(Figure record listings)

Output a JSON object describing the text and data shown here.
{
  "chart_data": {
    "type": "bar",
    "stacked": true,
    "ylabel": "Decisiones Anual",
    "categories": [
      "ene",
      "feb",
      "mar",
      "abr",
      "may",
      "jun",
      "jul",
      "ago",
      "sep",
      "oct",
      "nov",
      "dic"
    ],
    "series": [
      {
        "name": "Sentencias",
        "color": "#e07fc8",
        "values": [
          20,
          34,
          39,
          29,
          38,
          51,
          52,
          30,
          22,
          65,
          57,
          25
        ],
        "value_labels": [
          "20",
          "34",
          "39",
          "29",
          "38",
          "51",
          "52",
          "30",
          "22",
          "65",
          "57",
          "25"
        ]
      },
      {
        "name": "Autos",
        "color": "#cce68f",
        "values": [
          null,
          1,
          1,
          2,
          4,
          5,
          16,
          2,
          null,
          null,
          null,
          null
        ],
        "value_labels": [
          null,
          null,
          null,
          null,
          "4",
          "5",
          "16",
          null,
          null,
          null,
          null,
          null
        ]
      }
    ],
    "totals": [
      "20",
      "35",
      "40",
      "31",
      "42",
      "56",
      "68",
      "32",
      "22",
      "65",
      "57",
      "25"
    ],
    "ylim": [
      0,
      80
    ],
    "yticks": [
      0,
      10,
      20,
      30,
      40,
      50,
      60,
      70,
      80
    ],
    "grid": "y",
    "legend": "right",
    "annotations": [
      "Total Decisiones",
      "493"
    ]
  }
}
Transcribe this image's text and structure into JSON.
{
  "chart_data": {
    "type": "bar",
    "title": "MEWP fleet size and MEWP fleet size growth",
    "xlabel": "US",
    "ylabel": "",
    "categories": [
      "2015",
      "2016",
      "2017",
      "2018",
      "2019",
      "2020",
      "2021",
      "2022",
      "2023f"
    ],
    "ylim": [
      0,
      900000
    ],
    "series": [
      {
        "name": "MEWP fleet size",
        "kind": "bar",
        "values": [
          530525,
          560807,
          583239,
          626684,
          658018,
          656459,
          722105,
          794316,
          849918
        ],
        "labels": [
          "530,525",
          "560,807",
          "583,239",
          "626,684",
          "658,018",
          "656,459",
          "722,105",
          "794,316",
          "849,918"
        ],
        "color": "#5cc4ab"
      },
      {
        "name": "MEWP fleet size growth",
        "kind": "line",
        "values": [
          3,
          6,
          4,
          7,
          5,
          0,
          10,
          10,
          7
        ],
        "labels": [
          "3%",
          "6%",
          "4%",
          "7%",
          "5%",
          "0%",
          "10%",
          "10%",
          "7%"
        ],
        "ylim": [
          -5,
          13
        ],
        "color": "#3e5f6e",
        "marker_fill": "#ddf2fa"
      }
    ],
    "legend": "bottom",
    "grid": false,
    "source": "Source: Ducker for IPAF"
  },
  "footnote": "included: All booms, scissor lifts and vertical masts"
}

...

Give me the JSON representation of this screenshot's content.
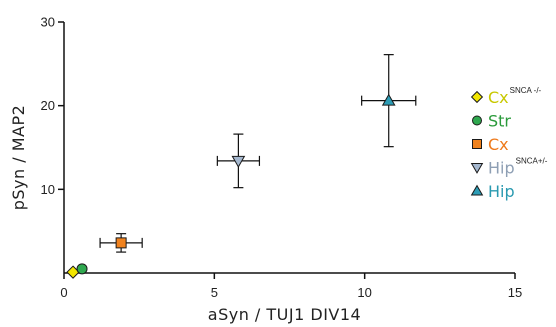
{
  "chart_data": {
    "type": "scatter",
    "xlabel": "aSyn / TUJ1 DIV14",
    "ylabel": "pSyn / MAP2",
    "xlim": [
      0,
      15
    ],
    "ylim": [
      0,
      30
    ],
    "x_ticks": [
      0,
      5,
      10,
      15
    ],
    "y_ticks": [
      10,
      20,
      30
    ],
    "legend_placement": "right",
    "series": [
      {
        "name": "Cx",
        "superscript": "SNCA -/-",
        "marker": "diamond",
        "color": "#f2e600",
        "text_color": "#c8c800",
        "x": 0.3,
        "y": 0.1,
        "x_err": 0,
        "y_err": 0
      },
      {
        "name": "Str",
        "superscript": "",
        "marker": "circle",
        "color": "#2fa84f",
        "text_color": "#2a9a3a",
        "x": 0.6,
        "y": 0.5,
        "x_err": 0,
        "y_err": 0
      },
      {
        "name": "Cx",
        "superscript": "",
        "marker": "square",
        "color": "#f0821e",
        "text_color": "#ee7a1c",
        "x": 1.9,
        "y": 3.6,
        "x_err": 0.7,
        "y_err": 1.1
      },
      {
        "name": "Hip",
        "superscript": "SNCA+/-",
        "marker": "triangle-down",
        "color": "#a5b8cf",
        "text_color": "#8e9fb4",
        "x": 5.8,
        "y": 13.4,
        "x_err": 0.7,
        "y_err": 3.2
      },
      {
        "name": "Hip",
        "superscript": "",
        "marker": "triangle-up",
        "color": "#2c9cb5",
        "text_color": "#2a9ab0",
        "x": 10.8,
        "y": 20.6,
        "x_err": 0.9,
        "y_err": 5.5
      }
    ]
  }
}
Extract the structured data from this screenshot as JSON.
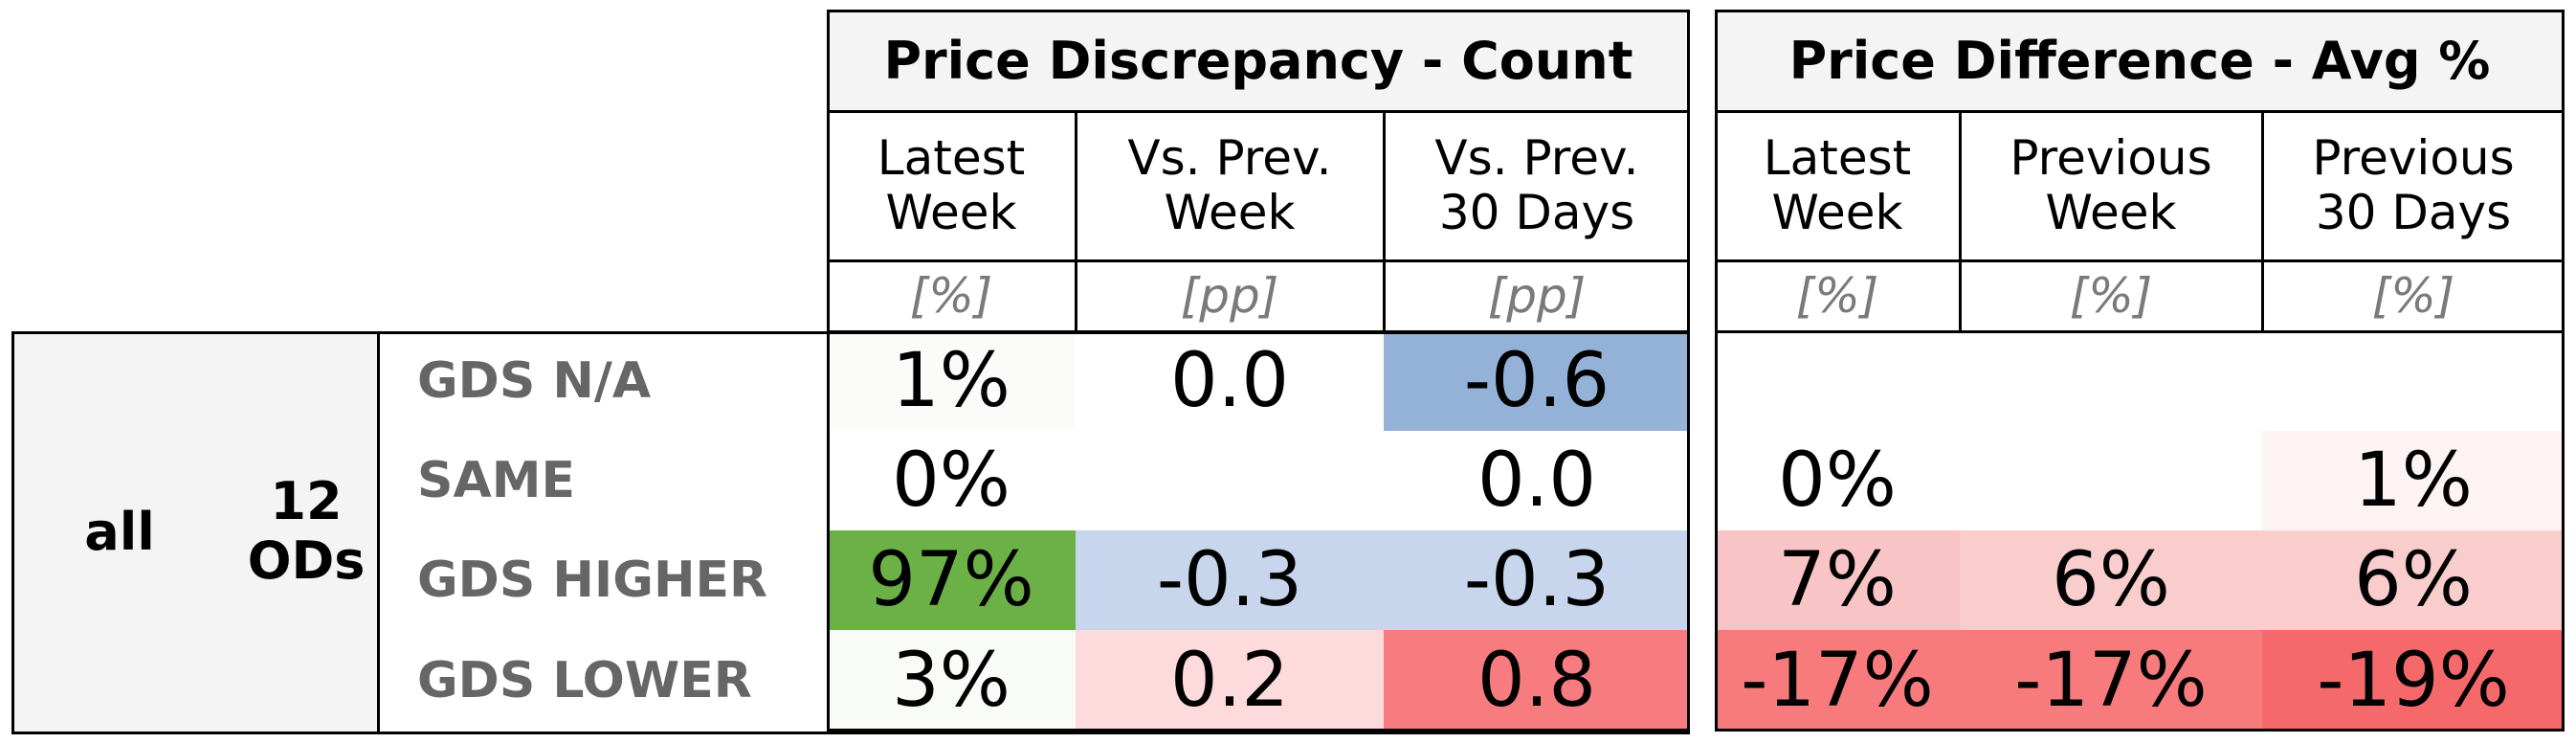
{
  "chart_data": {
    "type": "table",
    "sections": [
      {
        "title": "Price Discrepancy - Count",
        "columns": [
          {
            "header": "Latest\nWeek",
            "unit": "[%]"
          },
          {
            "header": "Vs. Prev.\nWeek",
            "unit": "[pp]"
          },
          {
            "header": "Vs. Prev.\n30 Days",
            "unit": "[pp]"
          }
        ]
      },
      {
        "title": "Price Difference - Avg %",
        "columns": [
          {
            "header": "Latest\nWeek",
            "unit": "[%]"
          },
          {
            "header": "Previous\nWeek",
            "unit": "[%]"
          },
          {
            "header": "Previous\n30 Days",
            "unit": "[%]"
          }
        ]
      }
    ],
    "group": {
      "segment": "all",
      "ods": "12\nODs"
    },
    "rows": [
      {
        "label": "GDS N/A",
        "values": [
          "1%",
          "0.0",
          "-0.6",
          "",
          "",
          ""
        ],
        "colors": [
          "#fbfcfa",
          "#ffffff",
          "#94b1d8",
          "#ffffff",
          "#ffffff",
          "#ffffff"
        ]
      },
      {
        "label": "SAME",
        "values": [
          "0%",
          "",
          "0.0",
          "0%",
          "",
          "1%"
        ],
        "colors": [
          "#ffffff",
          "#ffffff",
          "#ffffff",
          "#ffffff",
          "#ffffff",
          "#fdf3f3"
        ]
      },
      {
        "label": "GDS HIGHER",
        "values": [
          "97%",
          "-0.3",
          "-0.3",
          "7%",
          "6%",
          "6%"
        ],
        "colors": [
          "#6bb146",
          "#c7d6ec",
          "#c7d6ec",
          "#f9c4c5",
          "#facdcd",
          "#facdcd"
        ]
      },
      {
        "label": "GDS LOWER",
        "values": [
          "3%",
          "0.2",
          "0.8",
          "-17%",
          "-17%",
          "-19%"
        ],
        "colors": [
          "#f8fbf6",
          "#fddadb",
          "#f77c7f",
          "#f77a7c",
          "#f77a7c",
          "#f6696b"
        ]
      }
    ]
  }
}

==

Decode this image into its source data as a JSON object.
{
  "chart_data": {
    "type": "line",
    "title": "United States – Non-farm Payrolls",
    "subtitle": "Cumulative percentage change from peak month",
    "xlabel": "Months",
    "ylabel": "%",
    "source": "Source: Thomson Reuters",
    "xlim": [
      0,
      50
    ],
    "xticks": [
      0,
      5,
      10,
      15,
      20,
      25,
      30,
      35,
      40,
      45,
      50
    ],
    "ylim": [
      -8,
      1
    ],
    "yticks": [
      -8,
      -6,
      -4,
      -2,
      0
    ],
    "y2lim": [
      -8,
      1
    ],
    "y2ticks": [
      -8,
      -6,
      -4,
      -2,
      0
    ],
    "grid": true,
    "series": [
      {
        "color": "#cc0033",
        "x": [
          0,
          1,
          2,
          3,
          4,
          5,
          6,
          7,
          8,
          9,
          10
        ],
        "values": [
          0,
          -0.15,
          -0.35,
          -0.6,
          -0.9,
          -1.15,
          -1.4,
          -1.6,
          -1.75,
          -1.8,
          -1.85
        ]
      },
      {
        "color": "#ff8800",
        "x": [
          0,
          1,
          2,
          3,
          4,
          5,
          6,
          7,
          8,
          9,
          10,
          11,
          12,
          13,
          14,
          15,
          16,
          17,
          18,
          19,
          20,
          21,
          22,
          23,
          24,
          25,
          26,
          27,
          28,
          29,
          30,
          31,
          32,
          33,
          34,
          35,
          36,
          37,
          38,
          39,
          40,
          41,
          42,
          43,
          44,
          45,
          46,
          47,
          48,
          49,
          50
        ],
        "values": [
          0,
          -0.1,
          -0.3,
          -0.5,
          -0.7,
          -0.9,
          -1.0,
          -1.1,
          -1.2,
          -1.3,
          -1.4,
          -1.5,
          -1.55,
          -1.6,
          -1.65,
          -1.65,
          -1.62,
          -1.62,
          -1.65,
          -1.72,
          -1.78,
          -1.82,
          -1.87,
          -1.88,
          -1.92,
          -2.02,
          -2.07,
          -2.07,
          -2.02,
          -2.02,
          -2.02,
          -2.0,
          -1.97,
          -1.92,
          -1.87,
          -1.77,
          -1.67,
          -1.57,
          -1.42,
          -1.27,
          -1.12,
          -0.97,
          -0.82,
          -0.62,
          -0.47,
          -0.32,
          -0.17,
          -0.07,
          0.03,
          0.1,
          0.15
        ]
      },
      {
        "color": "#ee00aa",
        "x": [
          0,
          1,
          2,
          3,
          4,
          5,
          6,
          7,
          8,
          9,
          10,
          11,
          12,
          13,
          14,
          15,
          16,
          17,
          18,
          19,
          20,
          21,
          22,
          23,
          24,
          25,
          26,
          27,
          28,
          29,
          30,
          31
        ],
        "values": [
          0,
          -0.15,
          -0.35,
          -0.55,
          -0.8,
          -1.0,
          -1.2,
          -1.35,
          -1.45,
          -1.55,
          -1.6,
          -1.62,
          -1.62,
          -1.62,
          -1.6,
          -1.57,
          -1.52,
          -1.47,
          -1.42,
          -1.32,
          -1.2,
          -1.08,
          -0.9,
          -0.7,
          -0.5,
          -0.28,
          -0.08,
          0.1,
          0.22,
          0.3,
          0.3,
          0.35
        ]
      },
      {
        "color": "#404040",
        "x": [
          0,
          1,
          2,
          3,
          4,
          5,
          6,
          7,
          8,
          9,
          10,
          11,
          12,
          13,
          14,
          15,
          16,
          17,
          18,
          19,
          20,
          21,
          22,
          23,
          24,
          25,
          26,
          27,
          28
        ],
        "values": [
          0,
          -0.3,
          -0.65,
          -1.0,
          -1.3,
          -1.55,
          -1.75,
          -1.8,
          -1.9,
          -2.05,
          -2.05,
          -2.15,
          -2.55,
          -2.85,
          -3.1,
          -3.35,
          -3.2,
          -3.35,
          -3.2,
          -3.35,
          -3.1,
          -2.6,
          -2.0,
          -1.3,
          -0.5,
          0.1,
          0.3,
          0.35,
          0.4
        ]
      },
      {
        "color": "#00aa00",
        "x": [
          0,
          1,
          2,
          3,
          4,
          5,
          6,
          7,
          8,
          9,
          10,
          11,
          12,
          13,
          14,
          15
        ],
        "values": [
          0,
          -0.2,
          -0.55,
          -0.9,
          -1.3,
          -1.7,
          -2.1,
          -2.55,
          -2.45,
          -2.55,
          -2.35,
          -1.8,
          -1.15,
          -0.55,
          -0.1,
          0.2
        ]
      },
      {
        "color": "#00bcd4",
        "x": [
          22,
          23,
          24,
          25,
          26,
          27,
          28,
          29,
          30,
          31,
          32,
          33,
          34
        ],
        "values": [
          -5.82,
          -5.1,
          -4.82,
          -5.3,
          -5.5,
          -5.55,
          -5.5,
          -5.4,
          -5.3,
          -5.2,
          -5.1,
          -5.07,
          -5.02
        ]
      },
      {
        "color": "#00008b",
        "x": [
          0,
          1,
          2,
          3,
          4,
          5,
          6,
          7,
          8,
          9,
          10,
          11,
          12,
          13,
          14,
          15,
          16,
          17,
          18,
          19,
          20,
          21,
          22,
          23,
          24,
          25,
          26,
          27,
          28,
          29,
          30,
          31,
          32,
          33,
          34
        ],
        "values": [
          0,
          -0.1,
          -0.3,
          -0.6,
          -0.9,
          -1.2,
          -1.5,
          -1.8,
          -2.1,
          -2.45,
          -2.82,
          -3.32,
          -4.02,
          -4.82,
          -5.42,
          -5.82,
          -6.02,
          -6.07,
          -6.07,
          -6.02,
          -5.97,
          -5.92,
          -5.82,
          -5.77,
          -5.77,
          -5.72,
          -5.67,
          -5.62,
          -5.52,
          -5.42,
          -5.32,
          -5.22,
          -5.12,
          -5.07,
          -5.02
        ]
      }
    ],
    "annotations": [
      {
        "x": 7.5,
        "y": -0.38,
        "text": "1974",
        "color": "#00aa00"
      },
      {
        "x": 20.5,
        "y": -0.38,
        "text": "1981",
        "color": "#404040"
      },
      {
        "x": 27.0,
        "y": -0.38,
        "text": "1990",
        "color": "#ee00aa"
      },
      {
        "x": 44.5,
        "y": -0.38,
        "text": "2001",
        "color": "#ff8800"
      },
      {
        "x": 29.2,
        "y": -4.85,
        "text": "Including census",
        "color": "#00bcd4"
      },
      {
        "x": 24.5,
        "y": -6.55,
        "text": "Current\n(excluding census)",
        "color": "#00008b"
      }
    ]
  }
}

■ **The exercise**: Only lines with the word "census" should be collected from the material.

■ **Task output**:
        "text": "Including census",
        "text": "Current\n(excluding census)",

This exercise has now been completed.